- Provided records -
§ §
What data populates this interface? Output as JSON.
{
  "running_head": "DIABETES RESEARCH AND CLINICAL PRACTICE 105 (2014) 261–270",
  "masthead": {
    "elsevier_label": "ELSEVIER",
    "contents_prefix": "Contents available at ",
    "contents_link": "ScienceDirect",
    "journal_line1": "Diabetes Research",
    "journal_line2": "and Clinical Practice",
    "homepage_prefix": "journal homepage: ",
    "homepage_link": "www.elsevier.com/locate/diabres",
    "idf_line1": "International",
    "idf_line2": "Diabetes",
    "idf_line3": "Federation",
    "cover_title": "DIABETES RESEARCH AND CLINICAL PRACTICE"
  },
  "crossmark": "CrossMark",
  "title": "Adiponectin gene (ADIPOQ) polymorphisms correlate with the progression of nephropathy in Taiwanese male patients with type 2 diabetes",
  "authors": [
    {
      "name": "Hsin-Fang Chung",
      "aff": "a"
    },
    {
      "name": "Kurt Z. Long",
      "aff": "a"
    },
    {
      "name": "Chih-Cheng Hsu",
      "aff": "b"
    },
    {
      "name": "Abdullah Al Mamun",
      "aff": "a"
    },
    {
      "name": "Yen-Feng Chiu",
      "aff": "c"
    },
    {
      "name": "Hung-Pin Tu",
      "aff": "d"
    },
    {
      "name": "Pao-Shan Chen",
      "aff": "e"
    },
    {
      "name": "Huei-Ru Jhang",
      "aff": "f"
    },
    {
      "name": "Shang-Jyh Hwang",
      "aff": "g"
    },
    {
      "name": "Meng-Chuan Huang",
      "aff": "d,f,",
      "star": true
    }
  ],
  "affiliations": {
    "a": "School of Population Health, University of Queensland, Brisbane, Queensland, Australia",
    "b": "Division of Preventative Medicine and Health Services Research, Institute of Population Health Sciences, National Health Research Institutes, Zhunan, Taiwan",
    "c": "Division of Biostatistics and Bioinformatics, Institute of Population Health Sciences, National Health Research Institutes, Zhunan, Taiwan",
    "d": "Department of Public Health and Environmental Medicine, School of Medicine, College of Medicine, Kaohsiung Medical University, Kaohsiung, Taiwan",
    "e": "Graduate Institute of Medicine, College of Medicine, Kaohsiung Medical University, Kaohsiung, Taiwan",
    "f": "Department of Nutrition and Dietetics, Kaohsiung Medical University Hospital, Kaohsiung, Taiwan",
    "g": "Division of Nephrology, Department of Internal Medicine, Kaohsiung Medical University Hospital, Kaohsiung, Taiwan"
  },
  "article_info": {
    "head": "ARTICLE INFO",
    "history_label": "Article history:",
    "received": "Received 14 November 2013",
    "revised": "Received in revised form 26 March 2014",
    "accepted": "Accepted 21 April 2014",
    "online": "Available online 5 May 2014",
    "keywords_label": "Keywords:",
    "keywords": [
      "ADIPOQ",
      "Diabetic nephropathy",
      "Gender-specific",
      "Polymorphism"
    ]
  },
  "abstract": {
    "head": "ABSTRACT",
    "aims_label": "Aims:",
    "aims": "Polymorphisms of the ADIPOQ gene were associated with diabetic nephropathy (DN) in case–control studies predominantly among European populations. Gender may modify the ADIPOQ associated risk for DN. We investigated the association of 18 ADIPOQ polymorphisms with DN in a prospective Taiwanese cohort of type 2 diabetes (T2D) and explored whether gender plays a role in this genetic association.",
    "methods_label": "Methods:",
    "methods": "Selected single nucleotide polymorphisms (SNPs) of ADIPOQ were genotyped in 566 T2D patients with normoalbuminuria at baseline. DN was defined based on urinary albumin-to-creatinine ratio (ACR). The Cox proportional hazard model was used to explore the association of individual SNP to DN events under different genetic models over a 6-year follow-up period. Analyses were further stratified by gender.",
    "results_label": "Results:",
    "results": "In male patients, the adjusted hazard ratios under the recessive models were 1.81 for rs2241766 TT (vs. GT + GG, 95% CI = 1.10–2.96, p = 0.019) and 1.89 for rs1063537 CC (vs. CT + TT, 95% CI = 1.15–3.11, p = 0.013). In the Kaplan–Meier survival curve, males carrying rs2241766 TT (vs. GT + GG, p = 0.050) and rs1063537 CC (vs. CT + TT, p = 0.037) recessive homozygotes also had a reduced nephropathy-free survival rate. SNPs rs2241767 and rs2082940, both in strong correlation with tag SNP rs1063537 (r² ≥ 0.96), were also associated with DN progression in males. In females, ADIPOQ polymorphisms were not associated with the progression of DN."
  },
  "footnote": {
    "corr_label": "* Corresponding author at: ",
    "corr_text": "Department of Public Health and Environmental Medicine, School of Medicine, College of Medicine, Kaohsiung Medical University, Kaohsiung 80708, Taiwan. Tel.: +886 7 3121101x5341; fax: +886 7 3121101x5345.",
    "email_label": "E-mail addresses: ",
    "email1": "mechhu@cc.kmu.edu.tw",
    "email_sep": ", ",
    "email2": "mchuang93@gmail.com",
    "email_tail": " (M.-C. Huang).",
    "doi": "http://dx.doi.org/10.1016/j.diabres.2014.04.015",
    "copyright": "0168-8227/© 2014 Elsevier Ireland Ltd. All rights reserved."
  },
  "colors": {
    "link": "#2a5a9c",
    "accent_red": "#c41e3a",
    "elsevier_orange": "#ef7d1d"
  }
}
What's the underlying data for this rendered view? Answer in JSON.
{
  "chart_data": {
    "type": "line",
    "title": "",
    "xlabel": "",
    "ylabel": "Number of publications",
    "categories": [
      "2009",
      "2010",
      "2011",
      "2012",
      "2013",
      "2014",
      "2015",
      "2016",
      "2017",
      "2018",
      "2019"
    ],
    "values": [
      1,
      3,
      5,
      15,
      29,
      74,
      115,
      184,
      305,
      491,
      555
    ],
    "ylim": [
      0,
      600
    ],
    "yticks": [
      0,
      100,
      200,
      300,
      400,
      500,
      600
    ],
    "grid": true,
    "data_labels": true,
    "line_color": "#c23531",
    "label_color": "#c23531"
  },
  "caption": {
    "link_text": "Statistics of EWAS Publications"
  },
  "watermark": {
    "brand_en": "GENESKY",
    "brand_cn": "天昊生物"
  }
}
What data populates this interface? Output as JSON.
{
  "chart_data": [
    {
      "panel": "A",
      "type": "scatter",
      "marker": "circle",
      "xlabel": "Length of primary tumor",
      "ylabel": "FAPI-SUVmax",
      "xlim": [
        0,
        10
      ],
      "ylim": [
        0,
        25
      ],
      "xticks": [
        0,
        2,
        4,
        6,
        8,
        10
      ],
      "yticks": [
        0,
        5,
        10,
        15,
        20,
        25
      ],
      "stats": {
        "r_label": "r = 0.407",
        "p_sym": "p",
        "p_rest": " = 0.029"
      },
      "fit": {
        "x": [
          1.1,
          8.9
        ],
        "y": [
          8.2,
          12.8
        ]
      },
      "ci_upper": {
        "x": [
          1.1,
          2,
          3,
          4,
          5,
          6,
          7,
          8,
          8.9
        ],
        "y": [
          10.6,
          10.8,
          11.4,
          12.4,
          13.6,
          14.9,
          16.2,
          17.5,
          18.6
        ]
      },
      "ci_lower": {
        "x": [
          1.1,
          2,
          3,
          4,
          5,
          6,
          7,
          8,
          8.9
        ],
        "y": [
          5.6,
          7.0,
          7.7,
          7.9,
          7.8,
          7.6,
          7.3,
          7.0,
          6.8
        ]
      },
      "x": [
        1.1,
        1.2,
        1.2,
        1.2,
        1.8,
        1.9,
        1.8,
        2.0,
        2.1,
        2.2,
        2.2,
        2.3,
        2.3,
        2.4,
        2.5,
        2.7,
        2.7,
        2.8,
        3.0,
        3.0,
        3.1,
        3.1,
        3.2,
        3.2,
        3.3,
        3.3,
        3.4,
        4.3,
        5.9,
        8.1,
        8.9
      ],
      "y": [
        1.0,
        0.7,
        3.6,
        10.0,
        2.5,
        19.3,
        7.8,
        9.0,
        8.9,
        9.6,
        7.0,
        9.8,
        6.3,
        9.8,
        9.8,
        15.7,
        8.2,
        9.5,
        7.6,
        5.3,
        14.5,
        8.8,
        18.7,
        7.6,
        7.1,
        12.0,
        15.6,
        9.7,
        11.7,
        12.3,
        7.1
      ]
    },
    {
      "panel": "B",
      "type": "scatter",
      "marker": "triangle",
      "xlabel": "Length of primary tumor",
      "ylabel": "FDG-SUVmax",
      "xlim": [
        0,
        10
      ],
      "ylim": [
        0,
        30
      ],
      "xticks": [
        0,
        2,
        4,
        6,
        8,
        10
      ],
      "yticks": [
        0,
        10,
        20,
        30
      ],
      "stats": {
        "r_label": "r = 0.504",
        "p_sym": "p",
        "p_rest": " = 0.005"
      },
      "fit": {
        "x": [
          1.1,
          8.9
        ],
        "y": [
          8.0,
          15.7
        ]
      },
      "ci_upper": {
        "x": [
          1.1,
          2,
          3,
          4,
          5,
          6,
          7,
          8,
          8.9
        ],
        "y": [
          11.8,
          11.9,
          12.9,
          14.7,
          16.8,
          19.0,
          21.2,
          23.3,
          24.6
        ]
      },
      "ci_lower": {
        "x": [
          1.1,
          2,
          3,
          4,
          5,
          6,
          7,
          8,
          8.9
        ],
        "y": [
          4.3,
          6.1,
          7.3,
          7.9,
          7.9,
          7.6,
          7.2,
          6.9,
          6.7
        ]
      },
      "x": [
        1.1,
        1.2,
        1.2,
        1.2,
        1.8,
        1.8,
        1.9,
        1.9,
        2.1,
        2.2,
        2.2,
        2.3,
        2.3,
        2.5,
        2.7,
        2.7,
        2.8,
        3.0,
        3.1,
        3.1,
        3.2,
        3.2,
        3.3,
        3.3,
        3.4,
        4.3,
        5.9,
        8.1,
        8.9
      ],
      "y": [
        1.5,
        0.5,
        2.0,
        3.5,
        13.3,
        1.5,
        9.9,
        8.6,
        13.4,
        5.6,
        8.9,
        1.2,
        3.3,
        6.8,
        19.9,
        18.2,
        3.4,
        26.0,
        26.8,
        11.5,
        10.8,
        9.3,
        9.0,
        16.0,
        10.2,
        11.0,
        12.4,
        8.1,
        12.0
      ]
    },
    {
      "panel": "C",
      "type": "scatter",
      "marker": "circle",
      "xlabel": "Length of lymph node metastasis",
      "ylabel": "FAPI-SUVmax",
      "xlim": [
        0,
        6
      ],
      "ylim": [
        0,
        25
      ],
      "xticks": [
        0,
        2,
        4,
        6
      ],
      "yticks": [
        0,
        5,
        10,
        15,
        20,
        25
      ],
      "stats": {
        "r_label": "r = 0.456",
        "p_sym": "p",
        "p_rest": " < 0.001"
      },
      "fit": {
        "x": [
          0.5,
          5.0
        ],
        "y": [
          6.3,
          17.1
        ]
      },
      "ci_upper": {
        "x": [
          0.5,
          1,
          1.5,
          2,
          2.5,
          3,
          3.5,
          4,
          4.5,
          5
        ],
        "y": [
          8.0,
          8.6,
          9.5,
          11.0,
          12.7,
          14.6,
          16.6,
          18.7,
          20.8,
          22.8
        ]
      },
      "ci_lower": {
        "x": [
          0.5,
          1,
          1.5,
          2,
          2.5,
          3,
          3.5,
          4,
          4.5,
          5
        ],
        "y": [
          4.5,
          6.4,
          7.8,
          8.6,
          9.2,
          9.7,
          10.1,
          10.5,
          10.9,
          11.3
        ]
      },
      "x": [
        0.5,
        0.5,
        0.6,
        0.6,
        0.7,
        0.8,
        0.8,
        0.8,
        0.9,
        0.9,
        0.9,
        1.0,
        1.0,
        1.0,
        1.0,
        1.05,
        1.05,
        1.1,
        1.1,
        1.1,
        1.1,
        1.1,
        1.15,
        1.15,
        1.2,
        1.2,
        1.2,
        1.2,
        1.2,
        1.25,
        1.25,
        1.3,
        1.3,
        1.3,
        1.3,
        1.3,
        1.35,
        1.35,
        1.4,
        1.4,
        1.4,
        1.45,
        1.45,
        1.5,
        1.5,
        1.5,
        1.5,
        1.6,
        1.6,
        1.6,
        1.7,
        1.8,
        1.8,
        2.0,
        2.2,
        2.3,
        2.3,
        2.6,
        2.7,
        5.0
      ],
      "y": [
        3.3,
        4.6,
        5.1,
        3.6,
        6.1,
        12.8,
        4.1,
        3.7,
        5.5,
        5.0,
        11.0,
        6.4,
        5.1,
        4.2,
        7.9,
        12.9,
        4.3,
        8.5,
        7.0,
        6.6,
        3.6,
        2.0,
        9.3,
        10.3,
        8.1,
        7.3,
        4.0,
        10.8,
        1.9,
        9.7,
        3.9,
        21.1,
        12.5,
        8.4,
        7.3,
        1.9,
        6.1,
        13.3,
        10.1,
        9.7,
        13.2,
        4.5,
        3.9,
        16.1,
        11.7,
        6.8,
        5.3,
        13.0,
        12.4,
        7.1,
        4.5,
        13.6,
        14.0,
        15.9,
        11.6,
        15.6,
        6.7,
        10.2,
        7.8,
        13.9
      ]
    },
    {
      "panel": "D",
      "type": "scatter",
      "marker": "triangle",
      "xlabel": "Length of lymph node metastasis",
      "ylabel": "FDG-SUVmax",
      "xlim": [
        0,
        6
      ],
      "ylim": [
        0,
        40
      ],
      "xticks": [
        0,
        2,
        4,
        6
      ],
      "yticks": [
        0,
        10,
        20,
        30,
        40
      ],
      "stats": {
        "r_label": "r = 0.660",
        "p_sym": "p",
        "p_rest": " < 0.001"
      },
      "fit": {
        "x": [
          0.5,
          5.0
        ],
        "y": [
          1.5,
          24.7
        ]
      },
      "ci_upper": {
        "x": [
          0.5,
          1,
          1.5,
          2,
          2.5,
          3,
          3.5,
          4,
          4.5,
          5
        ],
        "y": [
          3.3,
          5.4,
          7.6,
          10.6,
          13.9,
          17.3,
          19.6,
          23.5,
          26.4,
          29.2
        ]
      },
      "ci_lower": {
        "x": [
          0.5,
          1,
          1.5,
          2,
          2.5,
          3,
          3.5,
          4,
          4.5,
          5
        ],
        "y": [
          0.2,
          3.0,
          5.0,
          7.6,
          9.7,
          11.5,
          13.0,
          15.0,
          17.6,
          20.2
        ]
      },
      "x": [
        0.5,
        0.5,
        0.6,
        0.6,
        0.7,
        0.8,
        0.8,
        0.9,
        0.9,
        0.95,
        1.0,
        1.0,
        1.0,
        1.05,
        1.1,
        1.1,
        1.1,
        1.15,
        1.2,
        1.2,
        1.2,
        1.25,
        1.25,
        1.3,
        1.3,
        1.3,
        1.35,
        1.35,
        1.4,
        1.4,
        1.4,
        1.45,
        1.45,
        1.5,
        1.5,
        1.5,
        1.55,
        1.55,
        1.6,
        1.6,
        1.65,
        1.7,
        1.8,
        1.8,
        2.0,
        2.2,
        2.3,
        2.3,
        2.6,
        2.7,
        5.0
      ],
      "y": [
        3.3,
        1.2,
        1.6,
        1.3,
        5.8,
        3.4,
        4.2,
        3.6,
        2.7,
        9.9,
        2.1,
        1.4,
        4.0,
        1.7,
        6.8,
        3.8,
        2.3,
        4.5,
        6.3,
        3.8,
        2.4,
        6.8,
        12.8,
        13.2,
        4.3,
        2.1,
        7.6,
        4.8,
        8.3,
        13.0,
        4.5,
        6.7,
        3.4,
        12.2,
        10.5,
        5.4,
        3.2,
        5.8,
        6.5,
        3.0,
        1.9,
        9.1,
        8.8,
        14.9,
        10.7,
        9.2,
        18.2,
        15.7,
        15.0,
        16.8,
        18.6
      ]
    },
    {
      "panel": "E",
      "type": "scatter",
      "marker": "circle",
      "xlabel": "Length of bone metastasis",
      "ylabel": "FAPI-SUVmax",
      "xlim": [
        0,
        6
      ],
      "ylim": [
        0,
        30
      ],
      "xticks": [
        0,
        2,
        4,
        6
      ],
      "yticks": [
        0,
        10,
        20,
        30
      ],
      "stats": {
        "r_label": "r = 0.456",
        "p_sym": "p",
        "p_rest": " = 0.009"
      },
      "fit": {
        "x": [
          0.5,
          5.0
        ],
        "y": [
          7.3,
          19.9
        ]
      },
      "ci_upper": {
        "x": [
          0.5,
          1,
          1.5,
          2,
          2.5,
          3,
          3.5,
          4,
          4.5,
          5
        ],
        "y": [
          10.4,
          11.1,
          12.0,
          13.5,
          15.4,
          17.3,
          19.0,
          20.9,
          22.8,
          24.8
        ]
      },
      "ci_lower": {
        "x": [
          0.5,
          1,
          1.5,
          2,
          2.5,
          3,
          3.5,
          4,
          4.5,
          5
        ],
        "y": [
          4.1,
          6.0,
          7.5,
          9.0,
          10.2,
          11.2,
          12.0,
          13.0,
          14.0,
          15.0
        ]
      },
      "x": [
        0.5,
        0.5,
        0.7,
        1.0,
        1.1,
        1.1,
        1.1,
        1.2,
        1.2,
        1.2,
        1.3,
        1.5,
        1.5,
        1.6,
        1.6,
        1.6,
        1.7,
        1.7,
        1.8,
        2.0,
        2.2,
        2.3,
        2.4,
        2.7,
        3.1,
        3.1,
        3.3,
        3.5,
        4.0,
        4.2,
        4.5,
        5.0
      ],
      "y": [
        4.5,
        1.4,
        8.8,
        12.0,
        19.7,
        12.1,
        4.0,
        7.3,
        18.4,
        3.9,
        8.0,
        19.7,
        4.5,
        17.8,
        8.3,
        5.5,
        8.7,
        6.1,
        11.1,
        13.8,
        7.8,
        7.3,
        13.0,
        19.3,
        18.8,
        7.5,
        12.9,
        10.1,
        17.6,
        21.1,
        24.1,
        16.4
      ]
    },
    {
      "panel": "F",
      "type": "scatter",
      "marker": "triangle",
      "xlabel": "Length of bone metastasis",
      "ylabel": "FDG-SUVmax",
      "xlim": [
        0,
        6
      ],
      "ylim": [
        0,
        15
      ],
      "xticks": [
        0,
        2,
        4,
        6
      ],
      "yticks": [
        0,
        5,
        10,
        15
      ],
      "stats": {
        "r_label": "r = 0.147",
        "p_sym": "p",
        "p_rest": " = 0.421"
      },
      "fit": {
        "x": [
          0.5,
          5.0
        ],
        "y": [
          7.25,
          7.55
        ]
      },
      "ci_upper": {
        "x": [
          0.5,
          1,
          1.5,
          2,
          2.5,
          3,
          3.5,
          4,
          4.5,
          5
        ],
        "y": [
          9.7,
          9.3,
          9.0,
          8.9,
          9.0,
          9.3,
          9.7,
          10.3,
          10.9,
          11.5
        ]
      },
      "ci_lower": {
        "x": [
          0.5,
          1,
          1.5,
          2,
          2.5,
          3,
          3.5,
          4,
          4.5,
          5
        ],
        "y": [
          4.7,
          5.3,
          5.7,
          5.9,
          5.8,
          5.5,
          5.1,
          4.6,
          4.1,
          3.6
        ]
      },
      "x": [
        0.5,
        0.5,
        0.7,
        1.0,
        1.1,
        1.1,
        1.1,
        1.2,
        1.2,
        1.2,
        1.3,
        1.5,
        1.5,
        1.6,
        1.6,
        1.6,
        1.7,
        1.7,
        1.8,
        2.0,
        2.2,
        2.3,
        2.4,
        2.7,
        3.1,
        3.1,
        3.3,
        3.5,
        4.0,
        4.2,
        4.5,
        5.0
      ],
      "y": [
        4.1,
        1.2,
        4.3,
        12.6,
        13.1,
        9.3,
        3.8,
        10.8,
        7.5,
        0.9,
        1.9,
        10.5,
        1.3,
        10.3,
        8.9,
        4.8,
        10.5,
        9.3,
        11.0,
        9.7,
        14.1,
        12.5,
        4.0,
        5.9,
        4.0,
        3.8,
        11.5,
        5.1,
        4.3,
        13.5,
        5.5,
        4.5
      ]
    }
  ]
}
§ §
- Your instructions -
Extract every line above that contains the word "Kaohsiung".

- Answer below -
    "d": "Department of Public Health and Environmental Medicine, School of Medicine, College of Medicine, Kaohsiung Medical University, Kaohsiung, Taiwan",
    "e": "Graduate Institute of Medicine, College of Medicine, Kaohsiung Medical University, Kaohsiung, Taiwan",
    "f": "Department of Nutrition and Dietetics, Kaohsiung Medical University Hospital, Kaohsiung, Taiwan",
    "g": "Division of Nephrology, Department of Internal Medicine, Kaohsiung Medical University Hospital, Kaohsiung, Taiwan"
    "corr_text": "Department of Public Health and Environmental Medicine, School of Medicine, College of Medicine, Kaohsiung Medical University, Kaohsiung 80708, Taiwan. Tel.: +886 7 3121101x5341; fax: +886 7 3121101x5345.",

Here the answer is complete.